**What this task involves**
Reproduce every item below line for line, without changing a single character.

**Input data**
----
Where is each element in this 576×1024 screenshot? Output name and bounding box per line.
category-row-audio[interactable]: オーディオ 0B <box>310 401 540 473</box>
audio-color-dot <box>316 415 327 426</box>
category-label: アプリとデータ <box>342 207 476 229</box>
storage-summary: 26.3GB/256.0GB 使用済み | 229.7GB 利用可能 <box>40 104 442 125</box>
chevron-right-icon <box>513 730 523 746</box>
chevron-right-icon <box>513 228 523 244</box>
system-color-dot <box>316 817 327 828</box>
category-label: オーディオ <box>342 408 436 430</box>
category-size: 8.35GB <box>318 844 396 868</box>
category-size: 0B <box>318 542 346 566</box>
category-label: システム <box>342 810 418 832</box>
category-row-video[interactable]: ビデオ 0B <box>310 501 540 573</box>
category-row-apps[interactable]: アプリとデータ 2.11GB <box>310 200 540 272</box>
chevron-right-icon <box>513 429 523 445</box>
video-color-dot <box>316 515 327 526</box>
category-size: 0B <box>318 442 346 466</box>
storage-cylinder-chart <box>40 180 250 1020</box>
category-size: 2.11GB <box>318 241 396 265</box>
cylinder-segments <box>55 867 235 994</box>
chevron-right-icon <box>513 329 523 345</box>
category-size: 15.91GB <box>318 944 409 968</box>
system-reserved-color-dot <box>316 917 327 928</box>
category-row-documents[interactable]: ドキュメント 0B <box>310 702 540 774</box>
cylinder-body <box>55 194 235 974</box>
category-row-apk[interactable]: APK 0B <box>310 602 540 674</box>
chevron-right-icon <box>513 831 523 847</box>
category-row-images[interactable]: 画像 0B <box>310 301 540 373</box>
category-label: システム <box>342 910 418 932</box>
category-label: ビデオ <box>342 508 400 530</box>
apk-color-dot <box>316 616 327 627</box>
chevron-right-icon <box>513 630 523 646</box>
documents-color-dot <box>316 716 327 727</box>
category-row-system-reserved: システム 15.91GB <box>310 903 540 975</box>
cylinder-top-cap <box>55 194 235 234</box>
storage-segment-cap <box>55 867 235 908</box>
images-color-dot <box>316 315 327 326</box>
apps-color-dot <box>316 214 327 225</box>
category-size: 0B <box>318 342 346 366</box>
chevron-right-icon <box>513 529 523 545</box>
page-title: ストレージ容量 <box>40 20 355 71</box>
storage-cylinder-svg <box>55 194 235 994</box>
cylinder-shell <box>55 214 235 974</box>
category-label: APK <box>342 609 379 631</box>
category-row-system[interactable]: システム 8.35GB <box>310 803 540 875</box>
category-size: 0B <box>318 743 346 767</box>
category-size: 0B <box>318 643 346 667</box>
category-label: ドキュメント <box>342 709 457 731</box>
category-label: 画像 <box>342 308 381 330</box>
----
**Complete response**
Where is each element in this 576×1024 screenshot? Output name and bounding box per line.
category-row-audio[interactable]: オーディオ 0B <box>310 401 540 473</box>
audio-color-dot <box>316 415 327 426</box>
category-label: アプリとデータ <box>342 207 476 229</box>
storage-summary: 26.3GB/256.0GB 使用済み | 229.7GB 利用可能 <box>40 104 442 125</box>
chevron-right-icon <box>513 730 523 746</box>
chevron-right-icon <box>513 228 523 244</box>
system-color-dot <box>316 817 327 828</box>
category-label: オーディオ <box>342 408 436 430</box>
category-size: 8.35GB <box>318 844 396 868</box>
category-size: 0B <box>318 542 346 566</box>
category-label: システム <box>342 810 418 832</box>
category-row-video[interactable]: ビデオ 0B <box>310 501 540 573</box>
category-row-apps[interactable]: アプリとデータ 2.11GB <box>310 200 540 272</box>
chevron-right-icon <box>513 429 523 445</box>
video-color-dot <box>316 515 327 526</box>
category-size: 0B <box>318 442 346 466</box>
storage-cylinder-chart <box>40 180 250 1020</box>
category-size: 2.11GB <box>318 241 396 265</box>
cylinder-segments <box>55 867 235 994</box>
chevron-right-icon <box>513 329 523 345</box>
category-size: 15.91GB <box>318 944 409 968</box>
system-reserved-color-dot <box>316 917 327 928</box>
category-row-documents[interactable]: ドキュメント 0B <box>310 702 540 774</box>
cylinder-body <box>55 194 235 974</box>
category-row-apk[interactable]: APK 0B <box>310 602 540 674</box>
chevron-right-icon <box>513 831 523 847</box>
category-row-images[interactable]: 画像 0B <box>310 301 540 373</box>
category-label: システム <box>342 910 418 932</box>
category-label: ビデオ <box>342 508 400 530</box>
apk-color-dot <box>316 616 327 627</box>
chevron-right-icon <box>513 630 523 646</box>
documents-color-dot <box>316 716 327 727</box>
category-row-system-reserved: システム 15.91GB <box>310 903 540 975</box>
cylinder-top-cap <box>55 194 235 234</box>
storage-segment-cap <box>55 867 235 908</box>
images-color-dot <box>316 315 327 326</box>
apps-color-dot <box>316 214 327 225</box>
category-size: 0B <box>318 342 346 366</box>
chevron-right-icon <box>513 529 523 545</box>
page-title: ストレージ容量 <box>40 20 355 71</box>
storage-cylinder-svg <box>55 194 235 994</box>
cylinder-shell <box>55 214 235 974</box>
category-label: APK <box>342 609 379 631</box>
category-row-system[interactable]: システム 8.35GB <box>310 803 540 875</box>
category-size: 0B <box>318 743 346 767</box>
category-size: 0B <box>318 643 346 667</box>
category-label: ドキュメント <box>342 709 457 731</box>
category-label: 画像 <box>342 308 381 330</box>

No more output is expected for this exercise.